- _SET TASK_: Locate the line that contains "Type out the text in this image." in the entries below. Retype it and all following lines through the final one, character for character.

- _SUPPLIED DATA_:

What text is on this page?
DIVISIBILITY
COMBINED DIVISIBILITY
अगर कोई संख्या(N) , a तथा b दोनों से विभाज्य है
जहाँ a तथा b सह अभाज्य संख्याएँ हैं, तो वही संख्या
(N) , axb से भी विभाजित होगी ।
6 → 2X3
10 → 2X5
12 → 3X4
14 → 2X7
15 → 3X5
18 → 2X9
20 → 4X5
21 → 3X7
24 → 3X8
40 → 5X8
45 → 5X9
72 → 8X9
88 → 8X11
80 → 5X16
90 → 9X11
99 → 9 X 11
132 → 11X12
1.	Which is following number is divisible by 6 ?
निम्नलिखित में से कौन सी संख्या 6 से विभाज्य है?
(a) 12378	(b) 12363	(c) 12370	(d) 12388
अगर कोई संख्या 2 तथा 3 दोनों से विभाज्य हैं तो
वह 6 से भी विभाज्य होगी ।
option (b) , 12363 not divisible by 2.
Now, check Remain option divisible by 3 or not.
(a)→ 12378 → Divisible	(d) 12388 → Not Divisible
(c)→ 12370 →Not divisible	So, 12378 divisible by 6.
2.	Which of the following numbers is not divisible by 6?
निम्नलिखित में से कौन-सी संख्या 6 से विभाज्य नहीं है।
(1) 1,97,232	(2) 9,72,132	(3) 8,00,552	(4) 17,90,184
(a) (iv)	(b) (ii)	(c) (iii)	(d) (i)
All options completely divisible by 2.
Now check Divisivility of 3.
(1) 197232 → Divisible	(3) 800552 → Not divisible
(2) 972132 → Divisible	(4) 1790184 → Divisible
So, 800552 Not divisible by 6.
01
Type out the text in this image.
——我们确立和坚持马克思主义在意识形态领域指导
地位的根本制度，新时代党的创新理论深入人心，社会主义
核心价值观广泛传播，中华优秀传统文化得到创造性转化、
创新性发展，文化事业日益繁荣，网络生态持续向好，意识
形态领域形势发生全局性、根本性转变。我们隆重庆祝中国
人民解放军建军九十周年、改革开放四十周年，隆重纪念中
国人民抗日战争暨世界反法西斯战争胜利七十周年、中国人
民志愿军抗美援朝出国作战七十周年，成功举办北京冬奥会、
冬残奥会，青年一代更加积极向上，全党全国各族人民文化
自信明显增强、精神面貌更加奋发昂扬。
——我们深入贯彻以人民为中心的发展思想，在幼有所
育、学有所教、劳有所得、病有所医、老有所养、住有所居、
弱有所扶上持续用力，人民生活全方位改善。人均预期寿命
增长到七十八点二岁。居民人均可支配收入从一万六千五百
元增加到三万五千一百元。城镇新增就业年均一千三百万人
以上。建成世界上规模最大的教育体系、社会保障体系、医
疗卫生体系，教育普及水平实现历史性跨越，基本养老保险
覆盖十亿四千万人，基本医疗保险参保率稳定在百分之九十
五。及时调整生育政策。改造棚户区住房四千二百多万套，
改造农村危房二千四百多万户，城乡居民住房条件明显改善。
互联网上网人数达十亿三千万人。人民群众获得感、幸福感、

- _ANSWER BELOW_:
Type out the text in this image.
——我们确立和坚持马克思主义在意识形态领域指导
地位的根本制度，新时代党的创新理论深入人心，社会主义
核心价值观广泛传播，中华优秀传统文化得到创造性转化、
创新性发展，文化事业日益繁荣，网络生态持续向好，意识
形态领域形势发生全局性、根本性转变。我们隆重庆祝中国
人民解放军建军九十周年、改革开放四十周年，隆重纪念中
国人民抗日战争暨世界反法西斯战争胜利七十周年、中国人
民志愿军抗美援朝出国作战七十周年，成功举办北京冬奥会、
冬残奥会，青年一代更加积极向上，全党全国各族人民文化
自信明显增强、精神面貌更加奋发昂扬。
——我们深入贯彻以人民为中心的发展思想，在幼有所
育、学有所教、劳有所得、病有所医、老有所养、住有所居、
弱有所扶上持续用力，人民生活全方位改善。人均预期寿命
增长到七十八点二岁。居民人均可支配收入从一万六千五百
元增加到三万五千一百元。城镇新增就业年均一千三百万人
以上。建成世界上规模最大的教育体系、社会保障体系、医
疗卫生体系，教育普及水平实现历史性跨越，基本养老保险
覆盖十亿四千万人，基本医疗保险参保率稳定在百分之九十
五。及时调整生育政策。改造棚户区住房四千二百多万套，
改造农村危房二千四百多万户，城乡居民住房条件明显改善。
互联网上网人数达十亿三千万人。人民群众获得感、幸福感、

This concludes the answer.